# Exercise data
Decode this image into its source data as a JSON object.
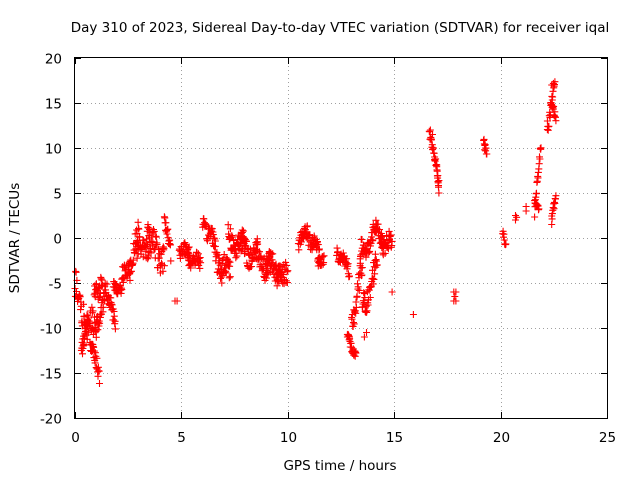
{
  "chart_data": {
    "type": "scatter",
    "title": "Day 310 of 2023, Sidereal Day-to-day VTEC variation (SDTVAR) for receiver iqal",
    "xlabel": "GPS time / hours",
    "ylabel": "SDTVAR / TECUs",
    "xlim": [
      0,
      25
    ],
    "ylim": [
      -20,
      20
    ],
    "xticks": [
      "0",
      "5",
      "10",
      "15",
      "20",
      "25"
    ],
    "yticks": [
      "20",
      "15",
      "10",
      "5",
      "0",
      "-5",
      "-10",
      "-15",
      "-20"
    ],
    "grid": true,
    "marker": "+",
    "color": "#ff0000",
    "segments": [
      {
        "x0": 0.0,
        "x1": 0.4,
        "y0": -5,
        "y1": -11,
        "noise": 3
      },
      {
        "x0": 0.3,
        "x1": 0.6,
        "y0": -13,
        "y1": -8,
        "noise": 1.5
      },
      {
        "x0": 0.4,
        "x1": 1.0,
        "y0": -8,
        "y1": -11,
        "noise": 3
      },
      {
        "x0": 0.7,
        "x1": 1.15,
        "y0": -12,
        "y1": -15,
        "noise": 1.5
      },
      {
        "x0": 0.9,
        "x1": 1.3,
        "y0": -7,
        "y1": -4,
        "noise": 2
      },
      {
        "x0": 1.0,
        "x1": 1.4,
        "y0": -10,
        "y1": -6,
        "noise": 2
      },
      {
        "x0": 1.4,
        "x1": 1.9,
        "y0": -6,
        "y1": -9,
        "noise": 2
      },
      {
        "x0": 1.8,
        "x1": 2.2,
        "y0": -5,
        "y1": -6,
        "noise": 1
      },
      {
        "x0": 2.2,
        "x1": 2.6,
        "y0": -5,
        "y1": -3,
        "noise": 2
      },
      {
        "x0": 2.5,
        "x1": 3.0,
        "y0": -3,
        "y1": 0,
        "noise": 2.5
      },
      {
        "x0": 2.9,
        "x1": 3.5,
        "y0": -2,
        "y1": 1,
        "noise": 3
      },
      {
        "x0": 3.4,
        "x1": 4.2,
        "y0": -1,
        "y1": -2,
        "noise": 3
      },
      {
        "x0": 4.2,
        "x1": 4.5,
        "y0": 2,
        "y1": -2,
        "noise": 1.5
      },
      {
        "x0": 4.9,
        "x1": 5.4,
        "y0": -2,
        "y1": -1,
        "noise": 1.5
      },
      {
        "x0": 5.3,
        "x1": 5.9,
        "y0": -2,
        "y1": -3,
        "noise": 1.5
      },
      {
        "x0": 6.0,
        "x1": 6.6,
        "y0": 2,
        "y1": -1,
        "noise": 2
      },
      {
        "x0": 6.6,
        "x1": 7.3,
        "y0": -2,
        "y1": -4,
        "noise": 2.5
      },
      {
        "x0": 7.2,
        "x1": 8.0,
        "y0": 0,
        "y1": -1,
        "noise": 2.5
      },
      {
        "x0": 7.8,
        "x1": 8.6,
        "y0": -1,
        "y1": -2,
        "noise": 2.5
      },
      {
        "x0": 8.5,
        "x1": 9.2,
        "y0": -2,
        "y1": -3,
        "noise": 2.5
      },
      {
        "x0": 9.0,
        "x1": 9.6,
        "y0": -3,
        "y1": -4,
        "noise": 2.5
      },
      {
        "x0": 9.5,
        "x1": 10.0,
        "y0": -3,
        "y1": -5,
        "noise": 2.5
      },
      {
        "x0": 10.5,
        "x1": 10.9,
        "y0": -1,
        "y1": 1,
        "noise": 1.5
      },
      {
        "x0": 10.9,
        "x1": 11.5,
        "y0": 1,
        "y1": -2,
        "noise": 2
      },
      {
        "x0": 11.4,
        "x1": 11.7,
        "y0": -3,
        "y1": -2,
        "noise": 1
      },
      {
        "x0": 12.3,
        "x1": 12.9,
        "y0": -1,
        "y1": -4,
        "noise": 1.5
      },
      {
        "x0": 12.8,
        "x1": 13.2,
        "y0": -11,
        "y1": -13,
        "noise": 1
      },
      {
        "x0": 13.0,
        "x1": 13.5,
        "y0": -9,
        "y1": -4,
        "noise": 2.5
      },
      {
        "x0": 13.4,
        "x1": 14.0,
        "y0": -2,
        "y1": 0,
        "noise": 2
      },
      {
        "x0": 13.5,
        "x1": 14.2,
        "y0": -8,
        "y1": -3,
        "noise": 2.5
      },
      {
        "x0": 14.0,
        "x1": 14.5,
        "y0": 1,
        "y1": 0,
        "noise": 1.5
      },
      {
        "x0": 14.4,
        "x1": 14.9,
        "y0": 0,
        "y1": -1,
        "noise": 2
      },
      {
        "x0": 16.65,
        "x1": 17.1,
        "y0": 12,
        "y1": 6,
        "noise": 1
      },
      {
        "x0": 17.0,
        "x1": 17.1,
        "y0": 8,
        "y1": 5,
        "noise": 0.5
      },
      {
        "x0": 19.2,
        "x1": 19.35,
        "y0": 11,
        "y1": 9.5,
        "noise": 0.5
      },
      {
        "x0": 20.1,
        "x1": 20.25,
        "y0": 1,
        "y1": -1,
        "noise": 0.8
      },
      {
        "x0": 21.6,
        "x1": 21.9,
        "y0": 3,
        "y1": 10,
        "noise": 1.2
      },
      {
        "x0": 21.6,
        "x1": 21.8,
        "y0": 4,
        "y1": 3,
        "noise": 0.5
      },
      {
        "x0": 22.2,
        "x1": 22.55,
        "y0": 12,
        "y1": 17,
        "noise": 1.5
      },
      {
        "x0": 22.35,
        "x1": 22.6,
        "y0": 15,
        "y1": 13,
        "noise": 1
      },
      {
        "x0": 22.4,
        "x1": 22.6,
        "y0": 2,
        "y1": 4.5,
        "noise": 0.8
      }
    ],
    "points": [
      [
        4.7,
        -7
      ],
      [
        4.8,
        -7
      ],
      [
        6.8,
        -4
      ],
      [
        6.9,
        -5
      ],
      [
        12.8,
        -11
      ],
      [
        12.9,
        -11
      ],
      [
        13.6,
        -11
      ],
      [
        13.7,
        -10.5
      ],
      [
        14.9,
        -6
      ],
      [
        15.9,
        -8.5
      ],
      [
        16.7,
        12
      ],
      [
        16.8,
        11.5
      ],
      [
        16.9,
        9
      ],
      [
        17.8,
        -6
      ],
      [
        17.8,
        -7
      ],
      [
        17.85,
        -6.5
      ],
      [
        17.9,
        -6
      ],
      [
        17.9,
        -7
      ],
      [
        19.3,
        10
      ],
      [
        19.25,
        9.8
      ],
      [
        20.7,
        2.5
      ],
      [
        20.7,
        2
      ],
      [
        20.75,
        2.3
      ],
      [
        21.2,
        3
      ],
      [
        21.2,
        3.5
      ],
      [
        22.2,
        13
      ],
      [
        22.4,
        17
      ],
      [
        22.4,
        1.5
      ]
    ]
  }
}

# Required work
Give back the whole listing as it stands, minus its pictures.

# Task response
Decode this image into its source data as a JSON object.
{
  "chart_data": {
    "type": "scatter",
    "title": "Day 310 of 2023, Sidereal Day-to-day VTEC variation (SDTVAR) for receiver iqal",
    "xlabel": "GPS time / hours",
    "ylabel": "SDTVAR / TECUs",
    "xlim": [
      0,
      25
    ],
    "ylim": [
      -20,
      20
    ],
    "xticks": [
      "0",
      "5",
      "10",
      "15",
      "20",
      "25"
    ],
    "yticks": [
      "20",
      "15",
      "10",
      "5",
      "0",
      "-5",
      "-10",
      "-15",
      "-20"
    ],
    "grid": true,
    "marker": "+",
    "color": "#ff0000",
    "segments": [
      {
        "x0": 0.0,
        "x1": 0.4,
        "y0": -5,
        "y1": -11,
        "noise": 3
      },
      {
        "x0": 0.3,
        "x1": 0.6,
        "y0": -13,
        "y1": -8,
        "noise": 1.5
      },
      {
        "x0": 0.4,
        "x1": 1.0,
        "y0": -8,
        "y1": -11,
        "noise": 3
      },
      {
        "x0": 0.7,
        "x1": 1.15,
        "y0": -12,
        "y1": -15,
        "noise": 1.5
      },
      {
        "x0": 0.9,
        "x1": 1.3,
        "y0": -7,
        "y1": -4,
        "noise": 2
      },
      {
        "x0": 1.0,
        "x1": 1.4,
        "y0": -10,
        "y1": -6,
        "noise": 2
      },
      {
        "x0": 1.4,
        "x1": 1.9,
        "y0": -6,
        "y1": -9,
        "noise": 2
      },
      {
        "x0": 1.8,
        "x1": 2.2,
        "y0": -5,
        "y1": -6,
        "noise": 1
      },
      {
        "x0": 2.2,
        "x1": 2.6,
        "y0": -5,
        "y1": -3,
        "noise": 2
      },
      {
        "x0": 2.5,
        "x1": 3.0,
        "y0": -3,
        "y1": 0,
        "noise": 2.5
      },
      {
        "x0": 2.9,
        "x1": 3.5,
        "y0": -2,
        "y1": 1,
        "noise": 3
      },
      {
        "x0": 3.4,
        "x1": 4.2,
        "y0": -1,
        "y1": -2,
        "noise": 3
      },
      {
        "x0": 4.2,
        "x1": 4.5,
        "y0": 2,
        "y1": -2,
        "noise": 1.5
      },
      {
        "x0": 4.9,
        "x1": 5.4,
        "y0": -2,
        "y1": -1,
        "noise": 1.5
      },
      {
        "x0": 5.3,
        "x1": 5.9,
        "y0": -2,
        "y1": -3,
        "noise": 1.5
      },
      {
        "x0": 6.0,
        "x1": 6.6,
        "y0": 2,
        "y1": -1,
        "noise": 2
      },
      {
        "x0": 6.6,
        "x1": 7.3,
        "y0": -2,
        "y1": -4,
        "noise": 2.5
      },
      {
        "x0": 7.2,
        "x1": 8.0,
        "y0": 0,
        "y1": -1,
        "noise": 2.5
      },
      {
        "x0": 7.8,
        "x1": 8.6,
        "y0": -1,
        "y1": -2,
        "noise": 2.5
      },
      {
        "x0": 8.5,
        "x1": 9.2,
        "y0": -2,
        "y1": -3,
        "noise": 2.5
      },
      {
        "x0": 9.0,
        "x1": 9.6,
        "y0": -3,
        "y1": -4,
        "noise": 2.5
      },
      {
        "x0": 9.5,
        "x1": 10.0,
        "y0": -3,
        "y1": -5,
        "noise": 2.5
      },
      {
        "x0": 10.5,
        "x1": 10.9,
        "y0": -1,
        "y1": 1,
        "noise": 1.5
      },
      {
        "x0": 10.9,
        "x1": 11.5,
        "y0": 1,
        "y1": -2,
        "noise": 2
      },
      {
        "x0": 11.4,
        "x1": 11.7,
        "y0": -3,
        "y1": -2,
        "noise": 1
      },
      {
        "x0": 12.3,
        "x1": 12.9,
        "y0": -1,
        "y1": -4,
        "noise": 1.5
      },
      {
        "x0": 12.8,
        "x1": 13.2,
        "y0": -11,
        "y1": -13,
        "noise": 1
      },
      {
        "x0": 13.0,
        "x1": 13.5,
        "y0": -9,
        "y1": -4,
        "noise": 2.5
      },
      {
        "x0": 13.4,
        "x1": 14.0,
        "y0": -2,
        "y1": 0,
        "noise": 2
      },
      {
        "x0": 13.5,
        "x1": 14.2,
        "y0": -8,
        "y1": -3,
        "noise": 2.5
      },
      {
        "x0": 14.0,
        "x1": 14.5,
        "y0": 1,
        "y1": 0,
        "noise": 1.5
      },
      {
        "x0": 14.4,
        "x1": 14.9,
        "y0": 0,
        "y1": -1,
        "noise": 2
      },
      {
        "x0": 16.65,
        "x1": 17.1,
        "y0": 12,
        "y1": 6,
        "noise": 1
      },
      {
        "x0": 17.0,
        "x1": 17.1,
        "y0": 8,
        "y1": 5,
        "noise": 0.5
      },
      {
        "x0": 19.2,
        "x1": 19.35,
        "y0": 11,
        "y1": 9.5,
        "noise": 0.5
      },
      {
        "x0": 20.1,
        "x1": 20.25,
        "y0": 1,
        "y1": -1,
        "noise": 0.8
      },
      {
        "x0": 21.6,
        "x1": 21.9,
        "y0": 3,
        "y1": 10,
        "noise": 1.2
      },
      {
        "x0": 21.6,
        "x1": 21.8,
        "y0": 4,
        "y1": 3,
        "noise": 0.5
      },
      {
        "x0": 22.2,
        "x1": 22.55,
        "y0": 12,
        "y1": 17,
        "noise": 1.5
      },
      {
        "x0": 22.35,
        "x1": 22.6,
        "y0": 15,
        "y1": 13,
        "noise": 1
      },
      {
        "x0": 22.4,
        "x1": 22.6,
        "y0": 2,
        "y1": 4.5,
        "noise": 0.8
      }
    ],
    "points": [
      [
        4.7,
        -7
      ],
      [
        4.8,
        -7
      ],
      [
        6.8,
        -4
      ],
      [
        6.9,
        -5
      ],
      [
        12.8,
        -11
      ],
      [
        12.9,
        -11
      ],
      [
        13.6,
        -11
      ],
      [
        13.7,
        -10.5
      ],
      [
        14.9,
        -6
      ],
      [
        15.9,
        -8.5
      ],
      [
        16.7,
        12
      ],
      [
        16.8,
        11.5
      ],
      [
        16.9,
        9
      ],
      [
        17.8,
        -6
      ],
      [
        17.8,
        -7
      ],
      [
        17.85,
        -6.5
      ],
      [
        17.9,
        -6
      ],
      [
        17.9,
        -7
      ],
      [
        19.3,
        10
      ],
      [
        19.25,
        9.8
      ],
      [
        20.7,
        2.5
      ],
      [
        20.7,
        2
      ],
      [
        20.75,
        2.3
      ],
      [
        21.2,
        3
      ],
      [
        21.2,
        3.5
      ],
      [
        22.2,
        13
      ],
      [
        22.4,
        17
      ],
      [
        22.4,
        1.5
      ]
    ]
  }
}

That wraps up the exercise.